- _Description of the task_: Pictures stay out; everything else in the records below is copied exactly.

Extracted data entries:
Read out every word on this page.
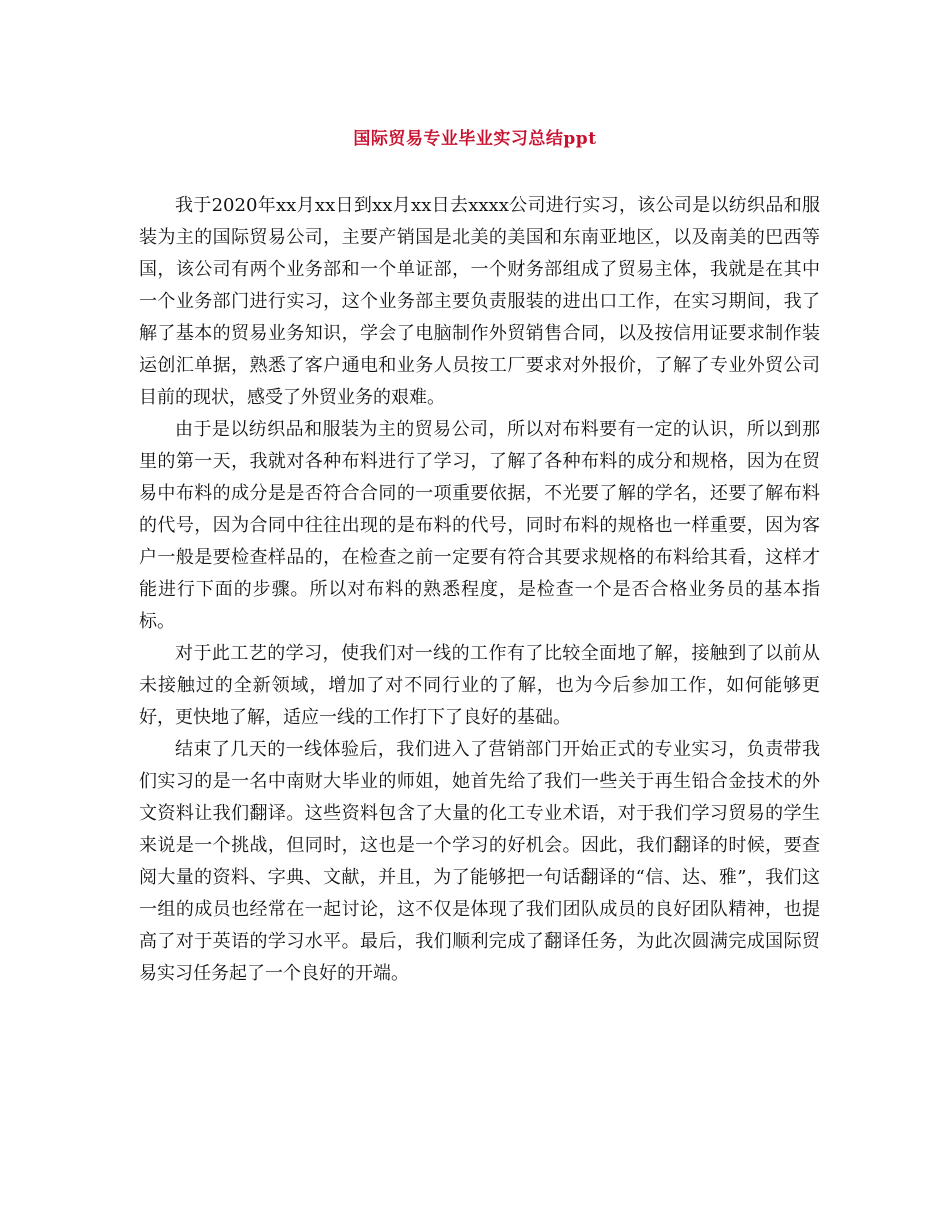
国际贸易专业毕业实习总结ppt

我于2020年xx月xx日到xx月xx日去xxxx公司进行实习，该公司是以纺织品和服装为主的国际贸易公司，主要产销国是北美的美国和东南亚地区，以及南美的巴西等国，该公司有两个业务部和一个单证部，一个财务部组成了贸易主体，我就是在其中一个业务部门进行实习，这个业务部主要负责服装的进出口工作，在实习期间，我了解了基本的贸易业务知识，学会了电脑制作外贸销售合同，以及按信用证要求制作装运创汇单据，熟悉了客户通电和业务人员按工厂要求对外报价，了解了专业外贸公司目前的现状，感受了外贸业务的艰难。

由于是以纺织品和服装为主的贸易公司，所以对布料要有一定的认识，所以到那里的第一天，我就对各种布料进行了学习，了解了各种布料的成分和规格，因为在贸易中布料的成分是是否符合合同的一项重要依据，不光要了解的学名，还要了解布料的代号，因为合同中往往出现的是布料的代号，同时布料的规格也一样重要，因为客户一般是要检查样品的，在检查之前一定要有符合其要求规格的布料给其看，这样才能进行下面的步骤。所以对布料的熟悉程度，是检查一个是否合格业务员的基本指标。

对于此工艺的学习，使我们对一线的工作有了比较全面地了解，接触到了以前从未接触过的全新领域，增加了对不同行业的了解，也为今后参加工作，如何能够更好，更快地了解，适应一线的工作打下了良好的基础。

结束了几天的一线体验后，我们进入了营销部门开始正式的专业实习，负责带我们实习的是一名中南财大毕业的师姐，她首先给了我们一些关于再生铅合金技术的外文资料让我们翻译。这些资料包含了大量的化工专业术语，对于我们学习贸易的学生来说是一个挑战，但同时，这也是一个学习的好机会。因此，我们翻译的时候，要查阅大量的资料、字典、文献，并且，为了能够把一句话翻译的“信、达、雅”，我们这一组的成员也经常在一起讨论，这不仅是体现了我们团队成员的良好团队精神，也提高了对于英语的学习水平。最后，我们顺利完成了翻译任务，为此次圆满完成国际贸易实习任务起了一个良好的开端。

- _Task answer_:
Read out every word on this page.
国际贸易专业毕业实习总结ppt

我于2020年xx月xx日到xx月xx日去xxxx公司进行实习，该公司是以纺织品和服装为主的国际贸易公司，主要产销国是北美的美国和东南亚地区，以及南美的巴西等国，该公司有两个业务部和一个单证部，一个财务部组成了贸易主体，我就是在其中一个业务部门进行实习，这个业务部主要负责服装的进出口工作，在实习期间，我了解了基本的贸易业务知识，学会了电脑制作外贸销售合同，以及按信用证要求制作装运创汇单据，熟悉了客户通电和业务人员按工厂要求对外报价，了解了专业外贸公司目前的现状，感受了外贸业务的艰难。

由于是以纺织品和服装为主的贸易公司，所以对布料要有一定的认识，所以到那里的第一天，我就对各种布料进行了学习，了解了各种布料的成分和规格，因为在贸易中布料的成分是是否符合合同的一项重要依据，不光要了解的学名，还要了解布料的代号，因为合同中往往出现的是布料的代号，同时布料的规格也一样重要，因为客户一般是要检查样品的，在检查之前一定要有符合其要求规格的布料给其看，这样才能进行下面的步骤。所以对布料的熟悉程度，是检查一个是否合格业务员的基本指标。

对于此工艺的学习，使我们对一线的工作有了比较全面地了解，接触到了以前从未接触过的全新领域，增加了对不同行业的了解，也为今后参加工作，如何能够更好，更快地了解，适应一线的工作打下了良好的基础。

结束了几天的一线体验后，我们进入了营销部门开始正式的专业实习，负责带我们实习的是一名中南财大毕业的师姐，她首先给了我们一些关于再生铅合金技术的外文资料让我们翻译。这些资料包含了大量的化工专业术语，对于我们学习贸易的学生来说是一个挑战，但同时，这也是一个学习的好机会。因此，我们翻译的时候，要查阅大量的资料、字典、文献，并且，为了能够把一句话翻译的“信、达、雅”，我们这一组的成员也经常在一起讨论，这不仅是体现了我们团队成员的良好团队精神，也提高了对于英语的学习水平。最后，我们顺利完成了翻译任务，为此次圆满完成国际贸易实习任务起了一个良好的开端。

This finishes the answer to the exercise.